» **EXERCISE OBJECTIVE**
Only the number is wanted: how many lines contain "троса"?
(begin)
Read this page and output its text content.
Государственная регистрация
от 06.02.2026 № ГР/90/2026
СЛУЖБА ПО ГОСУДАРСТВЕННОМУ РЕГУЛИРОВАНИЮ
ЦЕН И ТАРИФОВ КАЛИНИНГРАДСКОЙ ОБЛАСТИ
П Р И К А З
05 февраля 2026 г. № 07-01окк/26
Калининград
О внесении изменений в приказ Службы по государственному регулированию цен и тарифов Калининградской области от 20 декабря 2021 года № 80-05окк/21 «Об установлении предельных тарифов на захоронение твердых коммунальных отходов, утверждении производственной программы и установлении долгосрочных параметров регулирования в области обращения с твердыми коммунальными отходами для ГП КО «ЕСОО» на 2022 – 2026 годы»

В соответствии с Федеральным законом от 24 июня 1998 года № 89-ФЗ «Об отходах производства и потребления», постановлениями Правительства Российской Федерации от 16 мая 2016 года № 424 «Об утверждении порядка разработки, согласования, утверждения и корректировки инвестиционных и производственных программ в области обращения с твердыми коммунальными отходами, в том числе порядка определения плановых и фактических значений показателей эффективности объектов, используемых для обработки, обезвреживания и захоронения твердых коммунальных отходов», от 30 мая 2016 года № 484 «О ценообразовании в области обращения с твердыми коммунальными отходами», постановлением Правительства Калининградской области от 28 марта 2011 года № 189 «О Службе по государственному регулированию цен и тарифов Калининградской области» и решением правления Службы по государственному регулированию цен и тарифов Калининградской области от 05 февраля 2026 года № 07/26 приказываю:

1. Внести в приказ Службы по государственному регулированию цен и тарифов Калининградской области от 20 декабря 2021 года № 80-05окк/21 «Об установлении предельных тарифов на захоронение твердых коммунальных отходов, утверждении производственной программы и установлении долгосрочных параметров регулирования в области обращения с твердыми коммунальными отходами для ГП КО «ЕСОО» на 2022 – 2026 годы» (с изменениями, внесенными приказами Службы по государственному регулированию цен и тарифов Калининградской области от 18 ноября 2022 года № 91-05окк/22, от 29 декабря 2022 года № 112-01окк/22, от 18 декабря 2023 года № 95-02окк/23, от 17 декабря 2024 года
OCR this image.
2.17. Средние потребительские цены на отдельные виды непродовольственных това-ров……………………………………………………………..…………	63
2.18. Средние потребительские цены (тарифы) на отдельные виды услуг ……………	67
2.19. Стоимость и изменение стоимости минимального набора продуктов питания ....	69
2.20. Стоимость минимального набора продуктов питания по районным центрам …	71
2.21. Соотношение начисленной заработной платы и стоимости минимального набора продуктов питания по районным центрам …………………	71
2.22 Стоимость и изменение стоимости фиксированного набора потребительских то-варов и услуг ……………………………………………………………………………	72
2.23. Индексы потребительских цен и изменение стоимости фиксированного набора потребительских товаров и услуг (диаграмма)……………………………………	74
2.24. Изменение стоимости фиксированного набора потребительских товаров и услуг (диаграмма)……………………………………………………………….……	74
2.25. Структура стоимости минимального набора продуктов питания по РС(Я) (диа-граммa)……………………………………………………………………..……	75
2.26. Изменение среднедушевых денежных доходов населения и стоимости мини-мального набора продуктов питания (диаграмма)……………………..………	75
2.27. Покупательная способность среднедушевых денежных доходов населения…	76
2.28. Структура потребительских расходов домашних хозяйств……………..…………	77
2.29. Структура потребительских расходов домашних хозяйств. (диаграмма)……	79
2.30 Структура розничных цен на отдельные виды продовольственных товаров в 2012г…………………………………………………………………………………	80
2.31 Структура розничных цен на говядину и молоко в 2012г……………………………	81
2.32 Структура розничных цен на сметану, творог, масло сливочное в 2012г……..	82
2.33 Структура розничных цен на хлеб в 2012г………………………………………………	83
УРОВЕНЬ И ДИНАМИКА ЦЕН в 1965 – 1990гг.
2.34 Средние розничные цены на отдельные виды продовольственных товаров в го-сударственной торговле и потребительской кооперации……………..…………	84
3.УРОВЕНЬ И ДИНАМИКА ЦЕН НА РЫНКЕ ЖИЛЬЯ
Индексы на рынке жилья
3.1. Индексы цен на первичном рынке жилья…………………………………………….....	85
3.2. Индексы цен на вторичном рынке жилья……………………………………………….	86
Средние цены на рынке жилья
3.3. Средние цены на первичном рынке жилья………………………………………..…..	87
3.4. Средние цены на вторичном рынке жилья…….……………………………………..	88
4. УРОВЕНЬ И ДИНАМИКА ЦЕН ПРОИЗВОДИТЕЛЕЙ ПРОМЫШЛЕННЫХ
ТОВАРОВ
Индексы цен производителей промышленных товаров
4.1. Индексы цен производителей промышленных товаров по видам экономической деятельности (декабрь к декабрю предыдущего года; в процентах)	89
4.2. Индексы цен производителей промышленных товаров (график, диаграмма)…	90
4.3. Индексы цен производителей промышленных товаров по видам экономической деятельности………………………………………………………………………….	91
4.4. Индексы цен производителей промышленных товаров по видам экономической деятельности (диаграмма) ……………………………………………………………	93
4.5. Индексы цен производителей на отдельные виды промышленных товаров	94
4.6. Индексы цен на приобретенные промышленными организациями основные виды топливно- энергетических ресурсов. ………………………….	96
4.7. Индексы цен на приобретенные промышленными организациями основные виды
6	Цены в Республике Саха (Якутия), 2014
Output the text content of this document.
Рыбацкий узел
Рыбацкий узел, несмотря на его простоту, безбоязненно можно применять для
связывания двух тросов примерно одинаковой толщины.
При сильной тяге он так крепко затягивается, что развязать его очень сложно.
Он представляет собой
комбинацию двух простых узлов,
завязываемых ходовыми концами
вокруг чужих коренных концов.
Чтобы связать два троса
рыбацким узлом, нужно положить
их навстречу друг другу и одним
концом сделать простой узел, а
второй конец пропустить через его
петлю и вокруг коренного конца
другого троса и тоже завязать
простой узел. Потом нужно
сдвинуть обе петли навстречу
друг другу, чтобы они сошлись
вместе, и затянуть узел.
(end)
» **RESPONSE TO THE TASK**
2